■ **WRITTEN REQUEST**:
Search the data for the string "title" and gather each line it is in.

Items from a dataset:

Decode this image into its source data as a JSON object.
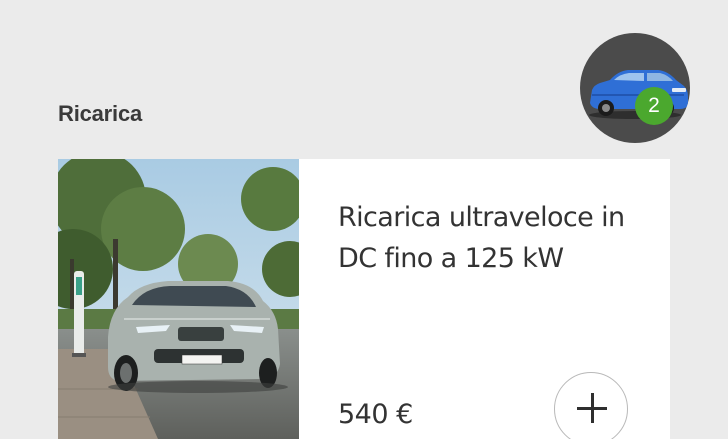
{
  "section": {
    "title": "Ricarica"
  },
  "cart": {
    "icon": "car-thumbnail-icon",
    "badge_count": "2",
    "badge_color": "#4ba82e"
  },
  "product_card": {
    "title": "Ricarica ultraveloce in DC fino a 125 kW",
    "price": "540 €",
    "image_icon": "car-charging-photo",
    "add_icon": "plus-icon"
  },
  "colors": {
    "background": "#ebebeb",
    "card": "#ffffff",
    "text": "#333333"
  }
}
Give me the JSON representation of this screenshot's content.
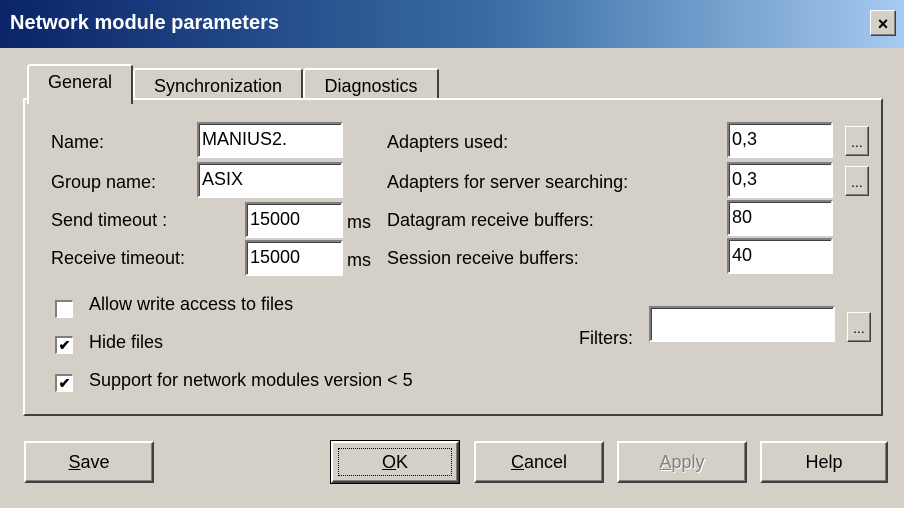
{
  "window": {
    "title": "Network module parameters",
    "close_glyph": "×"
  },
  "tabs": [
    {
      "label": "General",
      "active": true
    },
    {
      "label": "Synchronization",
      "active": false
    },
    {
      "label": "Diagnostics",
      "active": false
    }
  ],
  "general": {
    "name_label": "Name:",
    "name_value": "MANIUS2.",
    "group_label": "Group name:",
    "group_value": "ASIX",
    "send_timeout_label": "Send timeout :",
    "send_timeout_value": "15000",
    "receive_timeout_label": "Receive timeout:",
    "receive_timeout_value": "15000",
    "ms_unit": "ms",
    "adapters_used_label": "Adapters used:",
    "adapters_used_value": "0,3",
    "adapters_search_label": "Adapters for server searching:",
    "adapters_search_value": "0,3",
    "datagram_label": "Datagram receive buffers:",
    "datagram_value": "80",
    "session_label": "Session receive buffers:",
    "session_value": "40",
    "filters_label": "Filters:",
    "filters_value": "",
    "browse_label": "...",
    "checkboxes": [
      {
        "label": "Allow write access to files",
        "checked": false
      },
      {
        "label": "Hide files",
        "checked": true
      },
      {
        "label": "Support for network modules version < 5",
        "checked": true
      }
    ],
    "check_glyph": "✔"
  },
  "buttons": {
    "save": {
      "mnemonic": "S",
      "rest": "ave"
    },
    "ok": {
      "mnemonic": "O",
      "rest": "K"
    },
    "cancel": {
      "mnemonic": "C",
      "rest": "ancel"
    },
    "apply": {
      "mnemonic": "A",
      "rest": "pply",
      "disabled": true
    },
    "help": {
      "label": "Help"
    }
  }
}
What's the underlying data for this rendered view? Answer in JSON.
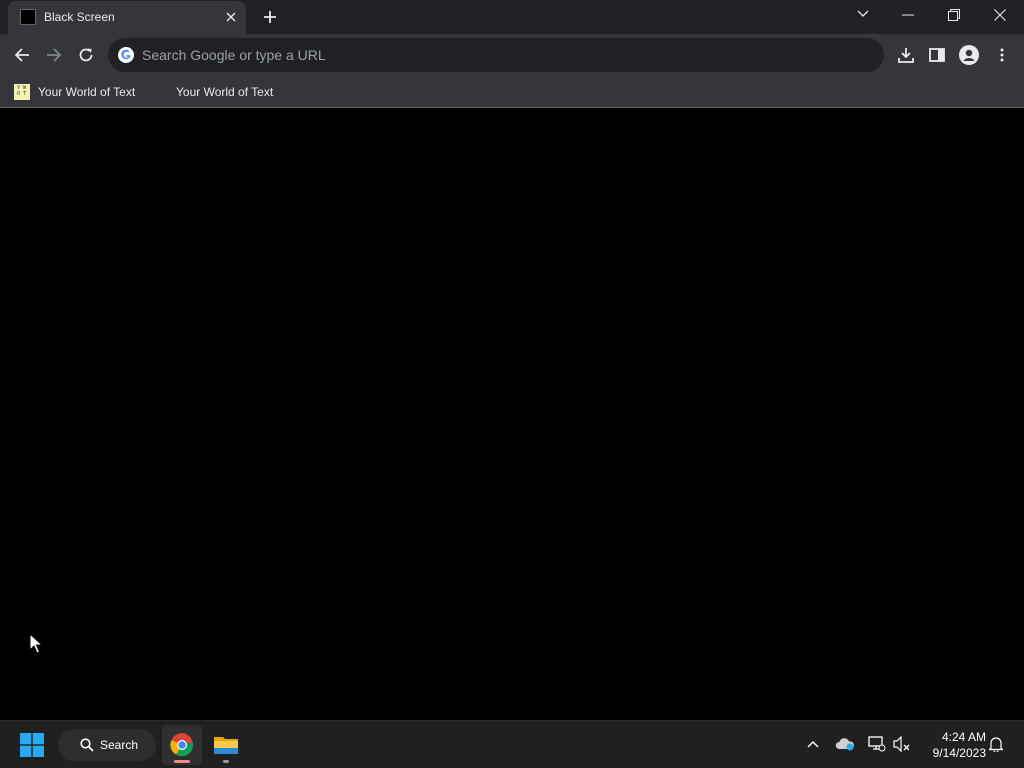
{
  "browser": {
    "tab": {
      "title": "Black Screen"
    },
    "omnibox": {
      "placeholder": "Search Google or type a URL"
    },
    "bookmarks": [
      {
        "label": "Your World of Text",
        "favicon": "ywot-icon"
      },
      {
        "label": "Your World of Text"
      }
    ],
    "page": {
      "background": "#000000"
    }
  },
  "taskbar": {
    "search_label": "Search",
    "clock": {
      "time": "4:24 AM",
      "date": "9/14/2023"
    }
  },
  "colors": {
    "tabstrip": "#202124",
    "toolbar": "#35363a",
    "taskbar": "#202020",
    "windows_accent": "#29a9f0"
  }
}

■ **RESPONSE TO THE TASK**:
    "title": "Ricarica"
    "title": "Ricarica ultraveloce in DC fino a 125 kW",
    "title": "Network module parameters",
      "title": "Black Screen"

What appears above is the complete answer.